Excerpt provided Block Start

Simon Hopkinson is not a vegetarian himself and it's not a book of pale substitutes, either - I would recommend this book to people no matter whether they eat meat or not; if anything, it will be really useful if you have vegetarian guests and want to make something that everyone can gladly enjoy together.

First; catch your chicken...1
There's something wrong with an author when he includes a recipe for chicken broth in a book called 'The Vegetarian Option' and then makes it sound so scrumptiously vile: "Put the wings or drumsticks into a large pan, bring to a simmer and skim off any resultant grey scum."

One presumes vegetarians should then chuck away the broth and drink the scum.

With the author's credibility dashed to the ground, or rather the bin, by page 13, vegetarians will be fearful to delve much further in case they are met by increasing carnage.

But there is little to fear, other than fear itself. Hopkinson's book is so boring you'll be asleep by page 20.

Chicken-botherer Hopkinson, who confesses in the book to being a committed carnivore, and knowing zip about vegetarian food, then goes on to write a book about it. The author can thus only have published this 'Vegetarian' tome to jump on some imaginary bandwagon, where vegetarians need to be treated as an unimaginative alien race, who live on nut cutlets, love being patronised, and finally, when the author runs out of ideas in the first twenty pages, told to eat chicken stock.

Excerpt provided Block End

_List of tasks_:
1: Translate this sentence from the book reviews into Spanish: "One presumes vegetarians should then chuck away the broth and drink the scum."
2: From the book reviews, repeat the passage from "Chicken-botherer Hopkinson, who" up to and including "eat chicken stock.".
3: The book reviews contain a sentence beginning "The author can thus only have published". List each way that sentence says vegetarians are treated.

Supplied information Block Start

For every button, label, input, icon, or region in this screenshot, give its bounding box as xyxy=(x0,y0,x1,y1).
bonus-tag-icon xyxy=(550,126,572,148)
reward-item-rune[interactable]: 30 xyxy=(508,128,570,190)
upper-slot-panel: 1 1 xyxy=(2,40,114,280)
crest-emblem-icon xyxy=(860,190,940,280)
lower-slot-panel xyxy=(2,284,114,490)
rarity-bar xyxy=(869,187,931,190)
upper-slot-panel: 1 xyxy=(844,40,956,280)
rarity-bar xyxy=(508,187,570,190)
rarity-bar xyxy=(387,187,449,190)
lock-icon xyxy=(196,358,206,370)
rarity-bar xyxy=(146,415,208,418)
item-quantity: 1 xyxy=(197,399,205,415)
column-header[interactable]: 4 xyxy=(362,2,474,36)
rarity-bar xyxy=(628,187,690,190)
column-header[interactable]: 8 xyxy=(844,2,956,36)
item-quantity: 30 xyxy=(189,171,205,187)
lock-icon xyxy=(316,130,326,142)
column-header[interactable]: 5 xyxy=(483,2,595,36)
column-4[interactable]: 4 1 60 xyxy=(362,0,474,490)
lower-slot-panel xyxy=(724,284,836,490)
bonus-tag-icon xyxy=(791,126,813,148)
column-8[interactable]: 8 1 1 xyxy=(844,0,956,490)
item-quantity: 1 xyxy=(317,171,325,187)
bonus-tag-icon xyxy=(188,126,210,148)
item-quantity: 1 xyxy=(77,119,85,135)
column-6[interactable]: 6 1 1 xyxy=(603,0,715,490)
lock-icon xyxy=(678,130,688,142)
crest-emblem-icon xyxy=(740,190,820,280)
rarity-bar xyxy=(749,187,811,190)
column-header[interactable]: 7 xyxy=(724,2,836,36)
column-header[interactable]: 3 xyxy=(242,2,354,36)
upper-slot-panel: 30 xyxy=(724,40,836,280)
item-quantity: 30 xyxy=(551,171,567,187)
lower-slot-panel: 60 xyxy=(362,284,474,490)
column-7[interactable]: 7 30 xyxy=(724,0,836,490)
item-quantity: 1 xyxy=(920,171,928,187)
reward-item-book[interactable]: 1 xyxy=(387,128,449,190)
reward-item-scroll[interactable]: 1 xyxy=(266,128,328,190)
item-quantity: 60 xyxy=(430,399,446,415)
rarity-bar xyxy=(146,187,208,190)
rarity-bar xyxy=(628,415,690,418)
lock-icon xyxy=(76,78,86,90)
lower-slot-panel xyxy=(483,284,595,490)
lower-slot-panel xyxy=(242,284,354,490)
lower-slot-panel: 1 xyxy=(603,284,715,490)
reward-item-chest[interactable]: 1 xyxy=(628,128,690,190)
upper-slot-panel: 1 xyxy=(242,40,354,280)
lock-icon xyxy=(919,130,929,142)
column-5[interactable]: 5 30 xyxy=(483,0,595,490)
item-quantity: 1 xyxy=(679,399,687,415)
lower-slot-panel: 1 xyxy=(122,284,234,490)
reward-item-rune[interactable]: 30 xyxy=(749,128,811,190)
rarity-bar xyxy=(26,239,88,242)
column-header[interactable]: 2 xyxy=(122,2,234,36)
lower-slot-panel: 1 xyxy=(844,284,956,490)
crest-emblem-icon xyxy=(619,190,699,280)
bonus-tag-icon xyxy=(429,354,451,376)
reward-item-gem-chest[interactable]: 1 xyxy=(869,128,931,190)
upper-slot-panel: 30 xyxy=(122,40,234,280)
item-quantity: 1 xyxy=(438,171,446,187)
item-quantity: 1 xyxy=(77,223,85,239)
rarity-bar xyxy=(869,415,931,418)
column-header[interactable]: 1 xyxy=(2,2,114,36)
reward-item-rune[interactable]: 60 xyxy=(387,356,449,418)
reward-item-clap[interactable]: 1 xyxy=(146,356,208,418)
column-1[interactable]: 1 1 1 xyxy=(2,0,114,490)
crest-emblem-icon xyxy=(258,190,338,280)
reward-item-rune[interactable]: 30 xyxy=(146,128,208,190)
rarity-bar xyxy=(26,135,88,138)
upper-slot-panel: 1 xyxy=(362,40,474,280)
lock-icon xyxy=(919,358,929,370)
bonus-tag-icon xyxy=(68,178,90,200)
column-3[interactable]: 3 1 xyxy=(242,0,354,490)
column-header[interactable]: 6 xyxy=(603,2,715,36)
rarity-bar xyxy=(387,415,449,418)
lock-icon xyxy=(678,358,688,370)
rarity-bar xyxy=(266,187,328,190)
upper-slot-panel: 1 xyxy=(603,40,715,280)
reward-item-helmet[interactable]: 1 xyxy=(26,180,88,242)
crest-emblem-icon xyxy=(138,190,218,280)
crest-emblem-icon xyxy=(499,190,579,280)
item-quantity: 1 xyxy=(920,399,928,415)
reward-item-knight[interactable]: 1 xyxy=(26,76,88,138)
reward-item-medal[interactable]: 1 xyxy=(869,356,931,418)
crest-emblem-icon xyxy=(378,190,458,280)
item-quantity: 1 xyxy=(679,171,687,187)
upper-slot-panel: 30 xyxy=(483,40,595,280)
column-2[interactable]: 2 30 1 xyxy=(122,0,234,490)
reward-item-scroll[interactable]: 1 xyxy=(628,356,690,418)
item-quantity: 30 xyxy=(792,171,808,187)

Supplied information Block End

_Outputs by task_:
1: Se supone que los vegetarianos deberían entonces tirar el caldo y beberse la espuma.

2:
Chicken-botherer Hopkinson, who confesses in the book to being a committed carnivore, and knowing zip about vegetarian food, then goes on to write a book about it. The author can thus only have published this 'Vegetarian' tome to jump on some imaginary bandwagon, where vegetarians need to be treated as an unimaginative alien race, who live on nut cutlets, love being patronised, and finally, when the author runs out of ideas in the first twenty pages, told to eat chicken stock.

3:
- As an unimaginative alien race
- As people who live on nut cutlets
- As people who love being patronised
- As people who are told to eat chicken stock when the author runs out of ideas in the first twenty pages